─── EXTRACTED INFORMATION ───
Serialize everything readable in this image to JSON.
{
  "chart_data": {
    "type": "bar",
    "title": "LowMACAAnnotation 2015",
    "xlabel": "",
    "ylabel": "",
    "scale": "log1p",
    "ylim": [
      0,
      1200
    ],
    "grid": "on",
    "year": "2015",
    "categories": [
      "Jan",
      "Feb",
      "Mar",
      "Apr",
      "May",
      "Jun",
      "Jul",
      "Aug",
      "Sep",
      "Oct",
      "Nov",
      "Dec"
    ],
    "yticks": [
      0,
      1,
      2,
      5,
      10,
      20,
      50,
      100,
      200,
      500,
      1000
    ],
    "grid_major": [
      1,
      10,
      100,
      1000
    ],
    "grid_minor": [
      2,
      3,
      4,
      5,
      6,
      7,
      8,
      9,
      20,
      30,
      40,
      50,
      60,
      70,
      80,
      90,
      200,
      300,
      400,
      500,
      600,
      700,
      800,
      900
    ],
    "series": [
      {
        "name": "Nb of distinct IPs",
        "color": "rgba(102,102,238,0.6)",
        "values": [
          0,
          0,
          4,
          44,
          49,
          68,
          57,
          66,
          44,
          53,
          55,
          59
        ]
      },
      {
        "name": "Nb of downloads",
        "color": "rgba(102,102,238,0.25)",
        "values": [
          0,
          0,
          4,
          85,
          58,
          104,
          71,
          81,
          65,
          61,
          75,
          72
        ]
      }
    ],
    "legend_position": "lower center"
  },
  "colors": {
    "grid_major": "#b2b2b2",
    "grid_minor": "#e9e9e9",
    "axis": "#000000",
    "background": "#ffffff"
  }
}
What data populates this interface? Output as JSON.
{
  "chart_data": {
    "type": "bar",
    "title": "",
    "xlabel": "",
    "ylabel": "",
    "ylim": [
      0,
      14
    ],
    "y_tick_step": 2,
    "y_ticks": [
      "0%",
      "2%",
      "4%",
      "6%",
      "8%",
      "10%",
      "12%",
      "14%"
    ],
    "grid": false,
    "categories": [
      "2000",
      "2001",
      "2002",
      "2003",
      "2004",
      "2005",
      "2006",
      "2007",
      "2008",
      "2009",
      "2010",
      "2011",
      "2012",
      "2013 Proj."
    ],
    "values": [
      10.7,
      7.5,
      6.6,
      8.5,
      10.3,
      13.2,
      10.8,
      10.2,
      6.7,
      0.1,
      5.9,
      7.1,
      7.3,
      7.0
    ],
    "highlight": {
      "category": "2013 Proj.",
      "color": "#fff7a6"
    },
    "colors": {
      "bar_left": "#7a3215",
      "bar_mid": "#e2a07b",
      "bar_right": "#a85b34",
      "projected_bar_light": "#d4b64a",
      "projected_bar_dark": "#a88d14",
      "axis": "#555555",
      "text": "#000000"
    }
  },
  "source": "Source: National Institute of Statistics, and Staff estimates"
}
───
GOAL OF THE EXERCISE
Please reproduce all of the entries exactly as they stand.

FINAL RESULT
Serialize everything readable in this image to JSON.
{
  "chart_data": {
    "type": "bar",
    "title": "LowMACAAnnotation 2015",
    "xlabel": "",
    "ylabel": "",
    "scale": "log1p",
    "ylim": [
      0,
      1200
    ],
    "grid": "on",
    "year": "2015",
    "categories": [
      "Jan",
      "Feb",
      "Mar",
      "Apr",
      "May",
      "Jun",
      "Jul",
      "Aug",
      "Sep",
      "Oct",
      "Nov",
      "Dec"
    ],
    "yticks": [
      0,
      1,
      2,
      5,
      10,
      20,
      50,
      100,
      200,
      500,
      1000
    ],
    "grid_major": [
      1,
      10,
      100,
      1000
    ],
    "grid_minor": [
      2,
      3,
      4,
      5,
      6,
      7,
      8,
      9,
      20,
      30,
      40,
      50,
      60,
      70,
      80,
      90,
      200,
      300,
      400,
      500,
      600,
      700,
      800,
      900
    ],
    "series": [
      {
        "name": "Nb of distinct IPs",
        "color": "rgba(102,102,238,0.6)",
        "values": [
          0,
          0,
          4,
          44,
          49,
          68,
          57,
          66,
          44,
          53,
          55,
          59
        ]
      },
      {
        "name": "Nb of downloads",
        "color": "rgba(102,102,238,0.25)",
        "values": [
          0,
          0,
          4,
          85,
          58,
          104,
          71,
          81,
          65,
          61,
          75,
          72
        ]
      }
    ],
    "legend_position": "lower center"
  },
  "colors": {
    "grid_major": "#b2b2b2",
    "grid_minor": "#e9e9e9",
    "axis": "#000000",
    "background": "#ffffff"
  }
}
What data populates this interface? Output as JSON.
{
  "chart_data": {
    "type": "bar",
    "title": "",
    "xlabel": "",
    "ylabel": "",
    "ylim": [
      0,
      14
    ],
    "y_tick_step": 2,
    "y_ticks": [
      "0%",
      "2%",
      "4%",
      "6%",
      "8%",
      "10%",
      "12%",
      "14%"
    ],
    "grid": false,
    "categories": [
      "2000",
      "2001",
      "2002",
      "2003",
      "2004",
      "2005",
      "2006",
      "2007",
      "2008",
      "2009",
      "2010",
      "2011",
      "2012",
      "2013 Proj."
    ],
    "values": [
      10.7,
      7.5,
      6.6,
      8.5,
      10.3,
      13.2,
      10.8,
      10.2,
      6.7,
      0.1,
      5.9,
      7.1,
      7.3,
      7.0
    ],
    "highlight": {
      "category": "2013 Proj.",
      "color": "#fff7a6"
    },
    "colors": {
      "bar_left": "#7a3215",
      "bar_mid": "#e2a07b",
      "bar_right": "#a85b34",
      "projected_bar_light": "#d4b64a",
      "projected_bar_dark": "#a88d14",
      "axis": "#555555",
      "text": "#000000"
    }
  },
  "source": "Source: National Institute of Statistics, and Staff estimates"
}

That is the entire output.